- Exercise brief
Output the line containing "Give me the" and all subsequent lines of the listing below, copied exactly, with no other lines.

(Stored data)
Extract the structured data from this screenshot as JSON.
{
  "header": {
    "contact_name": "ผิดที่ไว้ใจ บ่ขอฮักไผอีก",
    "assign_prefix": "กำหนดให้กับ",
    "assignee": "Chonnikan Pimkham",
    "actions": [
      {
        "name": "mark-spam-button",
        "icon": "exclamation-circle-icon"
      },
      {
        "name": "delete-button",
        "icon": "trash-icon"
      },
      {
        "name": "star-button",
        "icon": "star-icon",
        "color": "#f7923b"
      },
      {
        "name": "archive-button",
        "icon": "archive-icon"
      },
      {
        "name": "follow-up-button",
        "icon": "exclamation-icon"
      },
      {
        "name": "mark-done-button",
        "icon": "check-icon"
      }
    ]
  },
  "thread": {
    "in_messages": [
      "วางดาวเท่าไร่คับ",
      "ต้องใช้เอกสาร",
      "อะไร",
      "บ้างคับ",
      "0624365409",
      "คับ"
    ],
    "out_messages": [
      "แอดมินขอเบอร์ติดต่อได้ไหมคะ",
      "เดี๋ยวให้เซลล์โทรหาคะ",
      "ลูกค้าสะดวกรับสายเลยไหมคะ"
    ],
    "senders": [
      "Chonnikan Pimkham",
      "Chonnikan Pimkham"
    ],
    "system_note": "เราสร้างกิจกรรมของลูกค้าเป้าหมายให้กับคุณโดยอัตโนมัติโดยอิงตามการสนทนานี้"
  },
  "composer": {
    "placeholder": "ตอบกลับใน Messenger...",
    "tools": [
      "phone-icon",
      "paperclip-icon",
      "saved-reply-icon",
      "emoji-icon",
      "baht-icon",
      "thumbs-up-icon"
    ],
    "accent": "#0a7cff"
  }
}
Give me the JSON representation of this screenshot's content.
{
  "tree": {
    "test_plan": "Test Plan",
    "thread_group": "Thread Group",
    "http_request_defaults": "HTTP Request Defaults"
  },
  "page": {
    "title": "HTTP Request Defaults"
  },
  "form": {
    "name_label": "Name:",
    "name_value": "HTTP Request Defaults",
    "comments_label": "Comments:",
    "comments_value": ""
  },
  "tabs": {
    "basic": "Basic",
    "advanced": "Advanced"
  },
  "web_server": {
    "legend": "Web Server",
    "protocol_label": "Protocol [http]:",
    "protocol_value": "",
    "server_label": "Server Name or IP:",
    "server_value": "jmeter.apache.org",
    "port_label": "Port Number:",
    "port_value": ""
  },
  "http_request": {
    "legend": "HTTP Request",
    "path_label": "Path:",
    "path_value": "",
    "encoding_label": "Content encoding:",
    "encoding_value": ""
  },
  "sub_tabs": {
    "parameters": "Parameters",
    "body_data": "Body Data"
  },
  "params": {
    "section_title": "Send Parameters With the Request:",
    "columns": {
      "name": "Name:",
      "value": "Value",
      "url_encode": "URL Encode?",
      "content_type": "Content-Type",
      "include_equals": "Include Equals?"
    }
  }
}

- Full solution
Give me the JSON representation of this screenshot's content.
{
  "tree": {
    "test_plan": "Test Plan",
    "thread_group": "Thread Group",
    "http_request_defaults": "HTTP Request Defaults"
  },
  "page": {
    "title": "HTTP Request Defaults"
  },
  "form": {
    "name_label": "Name:",
    "name_value": "HTTP Request Defaults",
    "comments_label": "Comments:",
    "comments_value": ""
  },
  "tabs": {
    "basic": "Basic",
    "advanced": "Advanced"
  },
  "web_server": {
    "legend": "Web Server",
    "protocol_label": "Protocol [http]:",
    "protocol_value": "",
    "server_label": "Server Name or IP:",
    "server_value": "jmeter.apache.org",
    "port_label": "Port Number:",
    "port_value": ""
  },
  "http_request": {
    "legend": "HTTP Request",
    "path_label": "Path:",
    "path_value": "",
    "encoding_label": "Content encoding:",
    "encoding_value": ""
  },
  "sub_tabs": {
    "parameters": "Parameters",
    "body_data": "Body Data"
  },
  "params": {
    "section_title": "Send Parameters With the Request:",
    "columns": {
      "name": "Name:",
      "value": "Value",
      "url_encode": "URL Encode?",
      "content_type": "Content-Type",
      "include_equals": "Include Equals?"
    }
  }
}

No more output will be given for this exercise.